[Start]

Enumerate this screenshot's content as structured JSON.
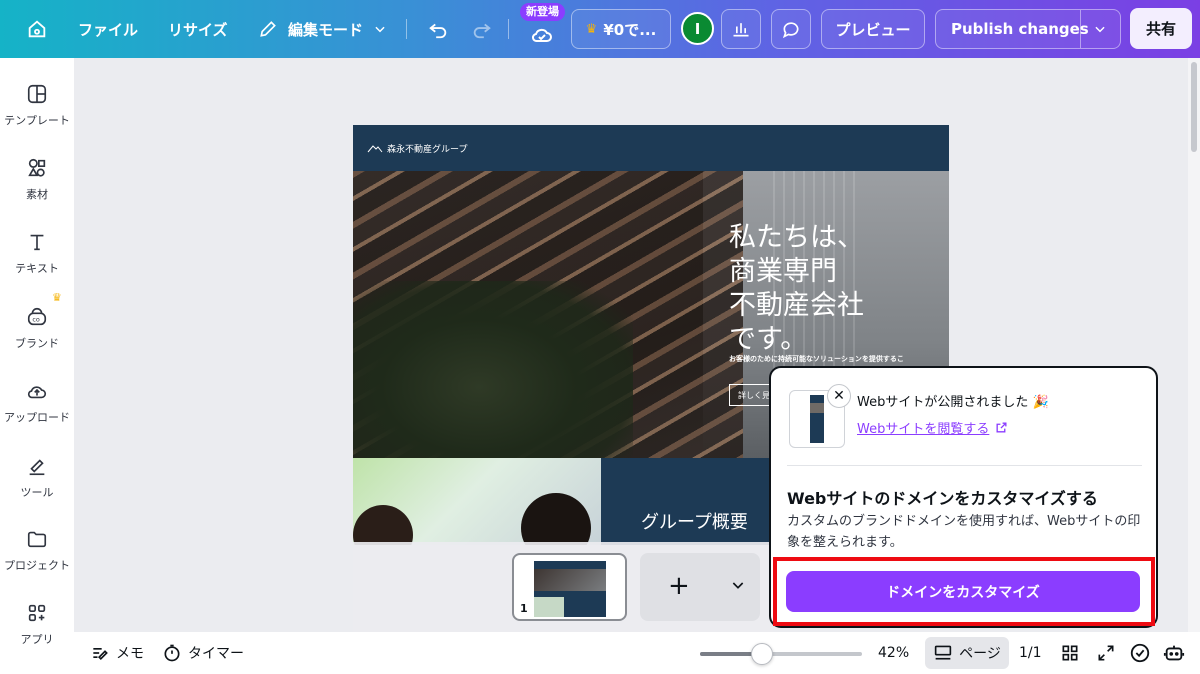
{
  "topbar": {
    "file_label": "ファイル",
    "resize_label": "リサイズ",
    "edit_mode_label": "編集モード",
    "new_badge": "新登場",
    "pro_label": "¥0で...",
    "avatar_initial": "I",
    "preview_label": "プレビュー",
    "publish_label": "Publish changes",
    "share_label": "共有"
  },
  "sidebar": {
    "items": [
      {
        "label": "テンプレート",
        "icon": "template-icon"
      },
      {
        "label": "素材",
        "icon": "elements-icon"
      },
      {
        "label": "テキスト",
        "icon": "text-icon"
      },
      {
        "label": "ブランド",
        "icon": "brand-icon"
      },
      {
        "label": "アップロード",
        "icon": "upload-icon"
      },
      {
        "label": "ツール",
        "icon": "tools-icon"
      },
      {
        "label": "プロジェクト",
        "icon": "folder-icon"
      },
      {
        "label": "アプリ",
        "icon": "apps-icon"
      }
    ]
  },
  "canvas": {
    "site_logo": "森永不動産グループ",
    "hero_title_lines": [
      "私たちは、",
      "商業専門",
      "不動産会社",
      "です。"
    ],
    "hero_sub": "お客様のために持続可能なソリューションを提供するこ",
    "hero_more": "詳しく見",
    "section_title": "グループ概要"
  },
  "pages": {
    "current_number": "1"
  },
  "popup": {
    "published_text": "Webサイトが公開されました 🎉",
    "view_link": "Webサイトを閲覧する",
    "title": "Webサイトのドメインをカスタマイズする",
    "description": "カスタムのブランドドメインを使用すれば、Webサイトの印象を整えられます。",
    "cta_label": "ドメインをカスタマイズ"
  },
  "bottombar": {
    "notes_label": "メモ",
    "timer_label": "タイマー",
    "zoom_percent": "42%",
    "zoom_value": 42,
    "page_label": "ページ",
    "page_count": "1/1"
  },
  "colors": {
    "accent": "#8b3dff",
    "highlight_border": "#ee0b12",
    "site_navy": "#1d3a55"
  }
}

[End]

# Work instructions
Copy out all of the data word for word. Do not carry over any picture.

# Answer to the problem
Enumerate this screenshot's content as structured JSON.
{
  "topbar": {
    "file_label": "ファイル",
    "resize_label": "リサイズ",
    "edit_mode_label": "編集モード",
    "new_badge": "新登場",
    "pro_label": "¥0で...",
    "avatar_initial": "I",
    "preview_label": "プレビュー",
    "publish_label": "Publish changes",
    "share_label": "共有"
  },
  "sidebar": {
    "items": [
      {
        "label": "テンプレート",
        "icon": "template-icon"
      },
      {
        "label": "素材",
        "icon": "elements-icon"
      },
      {
        "label": "テキスト",
        "icon": "text-icon"
      },
      {
        "label": "ブランド",
        "icon": "brand-icon"
      },
      {
        "label": "アップロード",
        "icon": "upload-icon"
      },
      {
        "label": "ツール",
        "icon": "tools-icon"
      },
      {
        "label": "プロジェクト",
        "icon": "folder-icon"
      },
      {
        "label": "アプリ",
        "icon": "apps-icon"
      }
    ]
  },
  "canvas": {
    "site_logo": "森永不動産グループ",
    "hero_title_lines": [
      "私たちは、",
      "商業専門",
      "不動産会社",
      "です。"
    ],
    "hero_sub": "お客様のために持続可能なソリューションを提供するこ",
    "hero_more": "詳しく見",
    "section_title": "グループ概要"
  },
  "pages": {
    "current_number": "1"
  },
  "popup": {
    "published_text": "Webサイトが公開されました 🎉",
    "view_link": "Webサイトを閲覧する",
    "title": "Webサイトのドメインをカスタマイズする",
    "description": "カスタムのブランドドメインを使用すれば、Webサイトの印象を整えられます。",
    "cta_label": "ドメインをカスタマイズ"
  },
  "bottombar": {
    "notes_label": "メモ",
    "timer_label": "タイマー",
    "zoom_percent": "42%",
    "zoom_value": 42,
    "page_label": "ページ",
    "page_count": "1/1"
  },
  "colors": {
    "accent": "#8b3dff",
    "highlight_border": "#ee0b12",
    "site_navy": "#1d3a55"
  }
}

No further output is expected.